### DATA ROWS
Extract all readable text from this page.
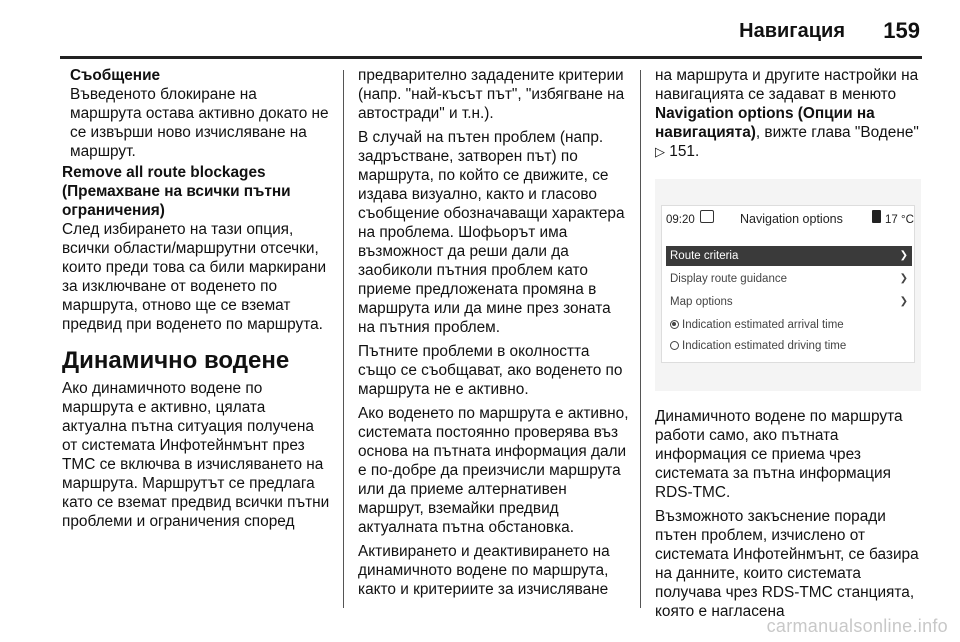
Навигация 159
Съобщение
Въведеното блокиране на маршрута остава активно докато не се извърши ново изчисляване на маршрут.
Remove all route blockages
(Премахване на всички пътни ограничения)
След избирането на тази опция, всички области/маршрутни отсечки, които преди това са били маркирани за изключване от воденето по маршрута, отново ще се вземат предвид при воденето по маршрута.
Динамично водене
Ако динамичното водене по маршрута е активно, цялата актуална пътна ситуация получена от системата Инфотейнмънт през TMC се включва в изчисляването на маршрута. Маршрутът се предлага като се вземат предвид всички пътни проблеми и ограничения според
предварително зададените критерии (напр. "най-късът път", "избягване на автостради" и т.н.).
В случай на пътен проблем (напр. задръстване, затворен път) по маршрута, по който се движите, се издава визуално, както и гласово съобщение обозначаващи характера на проблема. Шофьорът има възможност да реши дали да заобиколи пътния проблем като приеме предложената промяна в маршрута или да мине през зоната на пътния проблем.
Пътните проблеми в околността също се съобщават, ако воденето по маршрута не е активно.
Ако воденето по маршрута е активно, системата постоянно проверява въз основа на пътната информация дали е по-добре да преизчисли маршрута или да приеме алтернативен маршрут, вземайки предвид актуалната пътна обстановка.
Активирането и деактивирането на динамичното водене по маршрута, както и критериите за изчисляване
на маршрута и другите настройки на навигацията се задават в менюто Navigation options (Опции на навигацията), вижте глава "Водене" ▷ 151.
09:20	Navigation options	17 °C
Route criteria	❯
Display route guidance	❯
Map options	❯
Indication estimated arrival time
Indication estimated driving time
Динамичното водене по маршрута работи само, ако пътната информация се приема чрез системата за пътна информация RDS-TMC.
Възможното закъснение поради пътен проблем, изчислено от системата Инфотейнмънт, се базира на данните, които системата получава чрез RDS-TMC станцията, която е нагласена
carmanualsonline.info
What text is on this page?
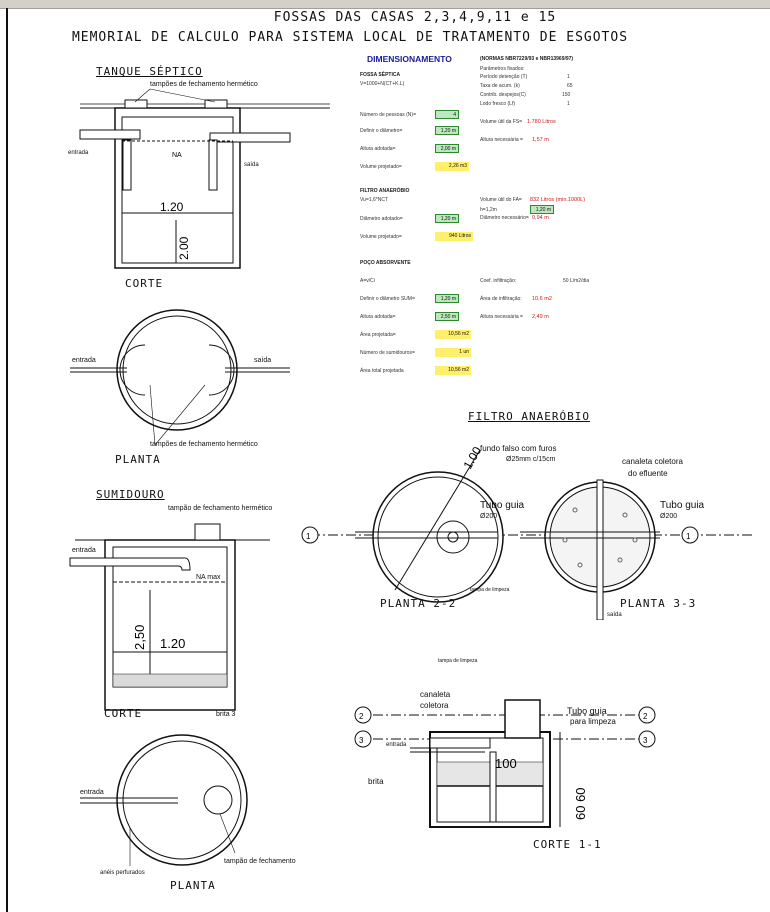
FOSSAS DAS CASAS 2,3,4,9,11 e 15
MEMORIAL DE CALCULO PARA SISTEMA LOCAL DE TRATAMENTO DE ESGOTOS
TANQUE SÉPTICO
NA
1.20
2.00
tampões de fechamento hermético
entrada
saída
CORTE
entrada	saída
tampões de fechamento hermético
PLANTA
DIMENSIONAMENTO	(NORMAS NBR7229/93 e NBR13969/97)
FOSSA SÉPTICA
V=1000+N(CT+K.L)
Parâmetros fixados:
Período detenção (T)	1
Taxa de acum. (k)	65
Contrib. despejos(C)	150
Lodo fresco (Lf)	1
Número de pessoas (N)=	4
Definir o diâmetro=	1,20 m
Altura adotada=	2,00 m
Volume projetado=	2,26 m3
Volume útil da FS= 1.780 Litros
Altura necessária = 1,57 m
FILTRO ANAERÓBIO
Vu=1,6*NCT
Diâmetro adotado=	1,20 m
Volume projetado=	940 Litros
Volume útil do FA= 832 Litros (min.1000L)
h=1,2m	1,20 m
Diâmetro necessário= 0,94 m
POÇO ABSORVENTE
A=v/Ci	Coef. infiltração:	50 L/m2/dia
Definir o diâmetro SUM=	1,20 m	Área de infiltração: 10,6 m2
Altura adotada=	2,50 m	Altura necessária = 2,49 m
Área projetada=	10,56 m2
Número de sumidouros=	1 un
Área total projetada	10,56 m2
FILTRO ANAERÓBIO
1	1
1.00
fundo falso com furos
Ø25mm c/15cm	canaleta coletora
do efluente
Tubo guia
Ø200
Tubo guia
Ø200
tampa de limpeza
PLANTA 2-2	PLANTA 3-3
saída
100
60 60
2
3
2
3
tampa de limpeza
canaleta
coletora
Tubo guia
para limpeza
entrada
brita
CORTE 1-1
SUMIDOURO
tampão de fechamento hermético
2,50 1.20
entrada
NA max
CORTE	brita 3
entrada
tampão de fechamento
anéis perfurados
PLANTA
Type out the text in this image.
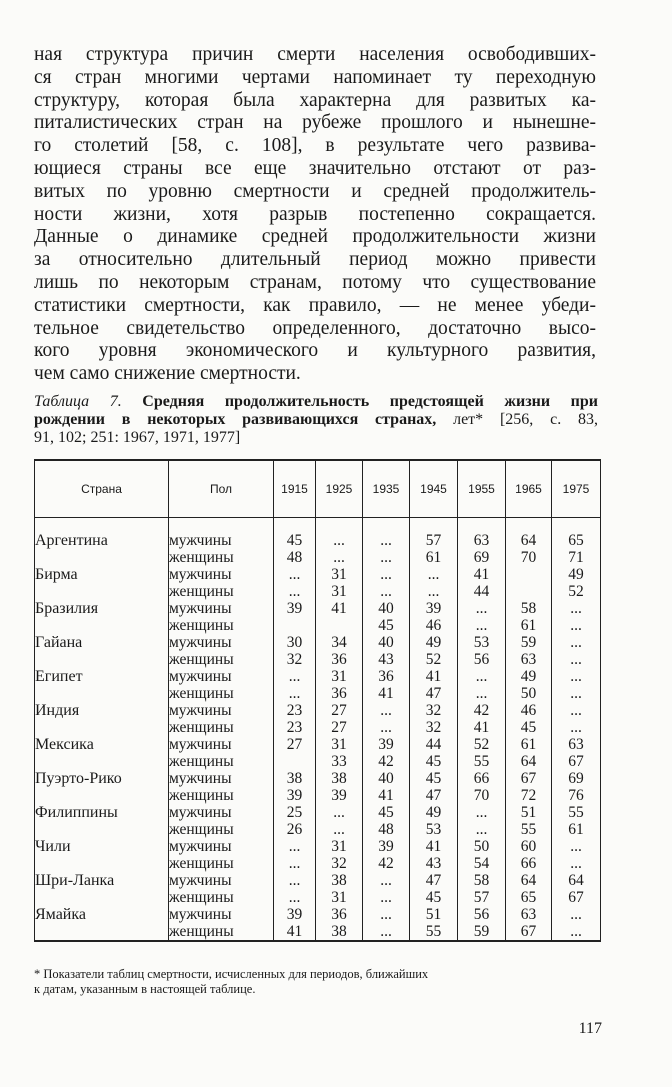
ная структура причин смерти населения освободивших-
ся стран многими чертами напоминает ту переходную
структуру, которая была характерна для развитых ка-
питалистических стран на рубеже прошлого и нынешне-
го столетий [58, с. 108], в результате чего развива-
ющиеся страны все еще значительно отстают от раз-
витых по уровню смертности и средней продолжитель-
ности жизни, хотя разрыв постепенно сокращается.
Данные о динамике средней продолжительности жизни
за относительно длительный период можно привести
лишь по некоторым странам, потому что существование
статистики смертности, как правило, — не менее убеди-
тельное свидетельство определенного, достаточно высо-
кого уровня экономического и культурного развития,
чем само снижение смертности.
Таблица 7. Средняя продолжительность предстоящей жизни при
рождении в некоторых развивающихся странах, лет* [256, с. 83,
91, 102; 251: 1967, 1971, 1977]
Страна	Пол	1915	1925	1935	1945	1955	1965	1975

Аргентина	мужчины	45	...	...	57	63	64	65
	женщины	48	...	...	61	69	70	71
Бирма	мужчины	...	31	...	...	41		49
	женщины	...	31	...	...	44		52
Бразилия	мужчины	39	41	40	39	...	58	...
	женщины			45	46	...	61	...
Гайана	мужчины	30	34	40	49	53	59	...
	женщины	32	36	43	52	56	63	...
Египет	мужчины	...	31	36	41	...	49	...
	женщины	...	36	41	47	...	50	...
Индия	мужчины	23	27	...	32	42	46	...
	женщины	23	27	...	32	41	45	...
Мексика	мужчины	27	31	39	44	52	61	63
	женщины		33	42	45	55	64	67
Пуэрто-Рико	мужчины	38	38	40	45	66	67	69
	женщины	39	39	41	47	70	72	76
Филиппины	мужчины	25	...	45	49	...	51	55
	женщины	26	...	48	53	...	55	61
Чили	мужчины	...	31	39	41	50	60	...
	женщины	...	32	42	43	54	66	...
Шри-Ланка	мужчины	...	38	...	47	58	64	64
	женщины	...	31	...	45	57	65	67
Ямайка	мужчины	39	36	...	51	56	63	...
	женщины	41	38	...	55	59	67	...
* Показатели таблиц смертности, исчисленных для периодов, ближайших
к датам, указанным в настоящей таблице.
117
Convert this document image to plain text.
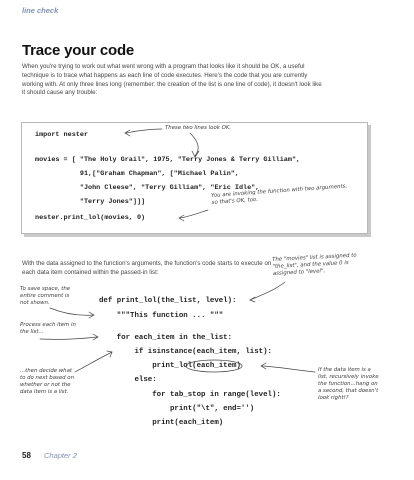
line check

Trace your code

When you're trying to work out what went wrong with a program that looks like it should be OK, a useful technique is to trace what happens as each line of code executes. Here's the code that you are currently working with. At only three lines long (remember: the creation of the list is one line of code), it doesn't look like it should cause any trouble:

import nester
movies = [ "The Holy Grail", 1975, "Terry Jones & Terry Gilliam",
91,["Graham Chapman", ["Michael Palin",
"John Cleese", "Terry Gilliam", "Eric Idle",
"Terry Jones"]]]
nester.print_lol(movies, 0)
These two lines look OK.
You are invoking the function with two arguments,
so that's OK, too.

With the data assigned to the function's arguments, the function's code starts to execute on each data item contained within the passed-in list:

The "movies" list is assigned to
"the_list", and the value 0 is
assigned to "level".
To save space, the
entire comment is
not shown.
Process each item in
the list...
...then decide what
to do next based on
whether or not the
data item is a list.
If the data item is a
list, recursively invoke
the function...hang on
a second, that doesn't
look right!?
def print_lol(the_list, level):
"""This function ... """
for each_item in the_list:
if isinstance(each_item, list):
print_lol(each_item)
else:
for tab_stop in range(level):
print("\t", end='')
print(each_item)
58 Chapter 2
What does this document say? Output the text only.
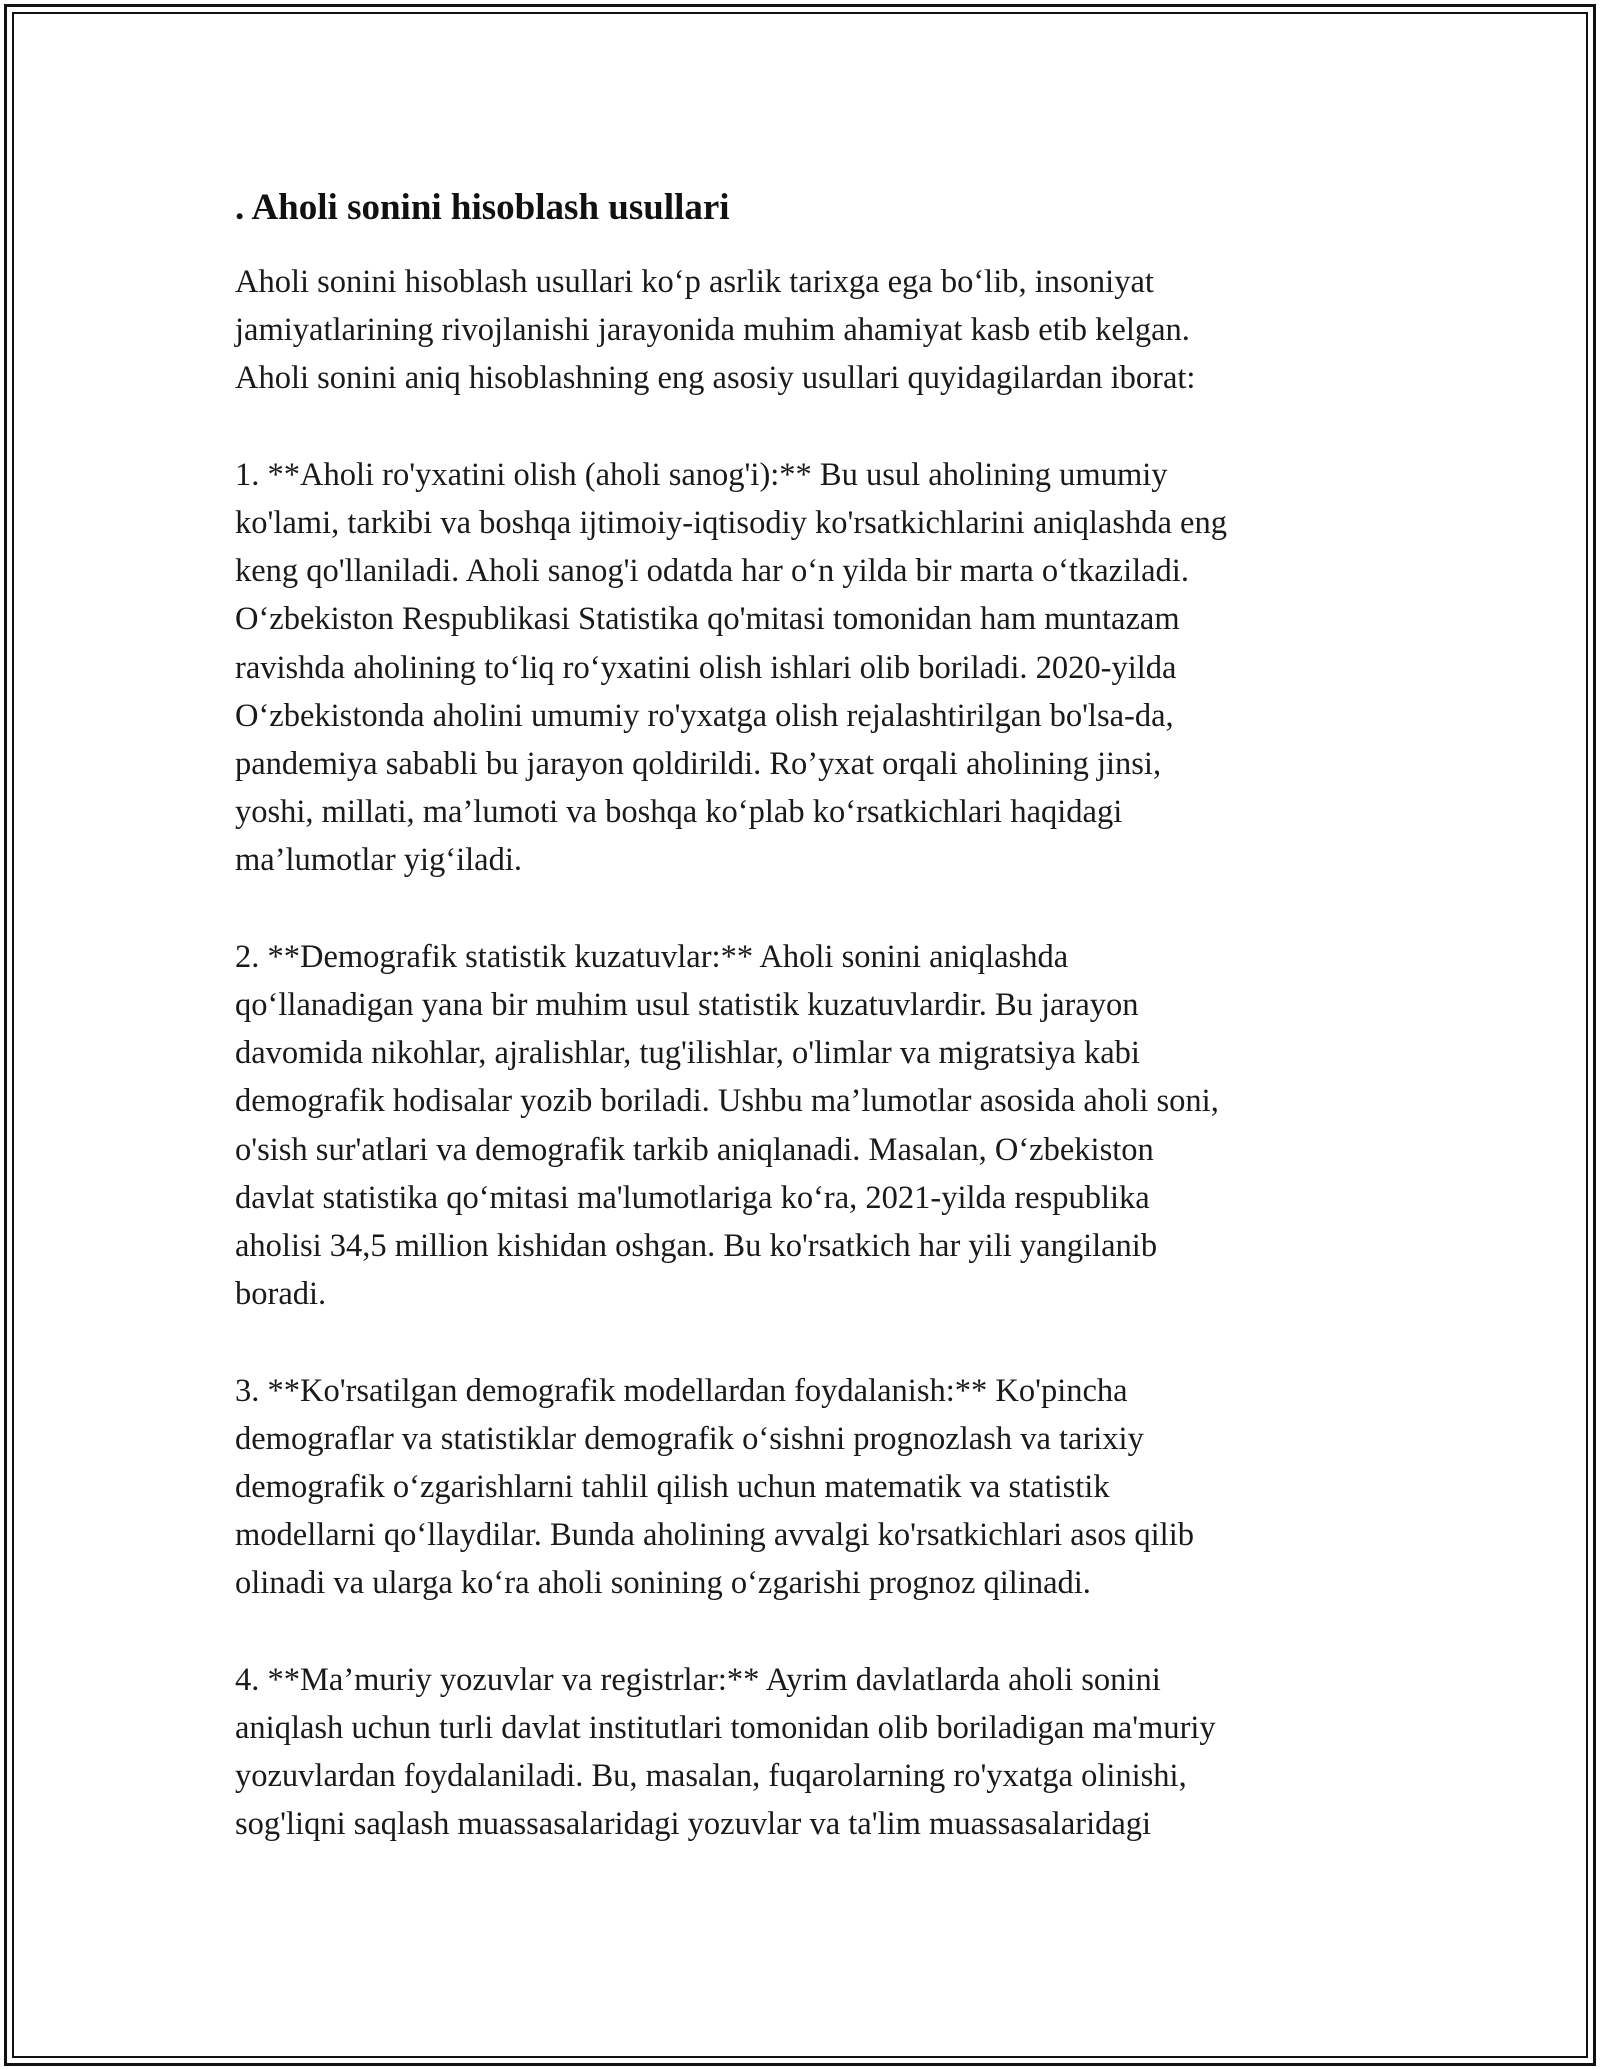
. Aholi sonini hisoblash usullari
Aholi sonini hisoblash usullari koʻp asrlik tarixga ega boʻlib, insoniyat
jamiyatlarining rivojlanishi jarayonida muhim ahamiyat kasb etib kelgan.
Aholi sonini aniq hisoblashning eng asosiy usullari quyidagilardan iborat:
1. **Aholi ro'yxatini olish (aholi sanog'i):** Bu usul aholining umumiy
ko'lami, tarkibi va boshqa ijtimoiy-iqtisodiy ko'rsatkichlarini aniqlashda eng
keng qo'llaniladi. Aholi sanog'i odatda har oʻn yilda bir marta oʻtkaziladi.
Oʻzbekiston Respublikasi Statistika qo'mitasi tomonidan ham muntazam
ravishda aholining toʻliq roʻyxatini olish ishlari olib boriladi. 2020-yilda
Oʻzbekistonda aholini umumiy ro'yxatga olish rejalashtirilgan bo'lsa-da,
pandemiya sababli bu jarayon qoldirildi. Ro’yxat orqali aholining jinsi,
yoshi, millati, ma’lumoti va boshqa koʻplab koʻrsatkichlari haqidagi
ma’lumotlar yigʻiladi.
2. **Demografik statistik kuzatuvlar:** Aholi sonini aniqlashda
qoʻllanadigan yana bir muhim usul statistik kuzatuvlardir. Bu jarayon
davomida nikohlar, ajralishlar, tug'ilishlar, o'limlar va migratsiya kabi
demografik hodisalar yozib boriladi. Ushbu ma’lumotlar asosida aholi soni,
o'sish sur'atlari va demografik tarkib aniqlanadi. Masalan, Oʻzbekiston
davlat statistika qoʻmitasi ma'lumotlariga koʻra, 2021-yilda respublika
aholisi 34,5 million kishidan oshgan. Bu ko'rsatkich har yili yangilanib
boradi.
3. **Ko'rsatilgan demografik modellardan foydalanish:** Ko'pincha
demograflar va statistiklar demografik oʻsishni prognozlash va tarixiy
demografik oʻzgarishlarni tahlil qilish uchun matematik va statistik
modellarni qoʻllaydilar. Bunda aholining avvalgi ko'rsatkichlari asos qilib
olinadi va ularga koʻra aholi sonining oʻzgarishi prognoz qilinadi.
4. **Ma’muriy yozuvlar va registrlar:** Ayrim davlatlarda aholi sonini
aniqlash uchun turli davlat institutlari tomonidan olib boriladigan ma'muriy
yozuvlardan foydalaniladi. Bu, masalan, fuqarolarning ro'yxatga olinishi,
sog'liqni saqlash muassasalaridagi yozuvlar va ta'lim muassasalaridagi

### WHAT YOU HAVE TO DO
Read through the entries and copy every line that includes "text".

### SOLUTION TO THE PROBLEM
Extract all readable text from this page.
What text is on this page?
Type out the text in this image.
Convert this document image to plain text.
What does this document say? Output the text only.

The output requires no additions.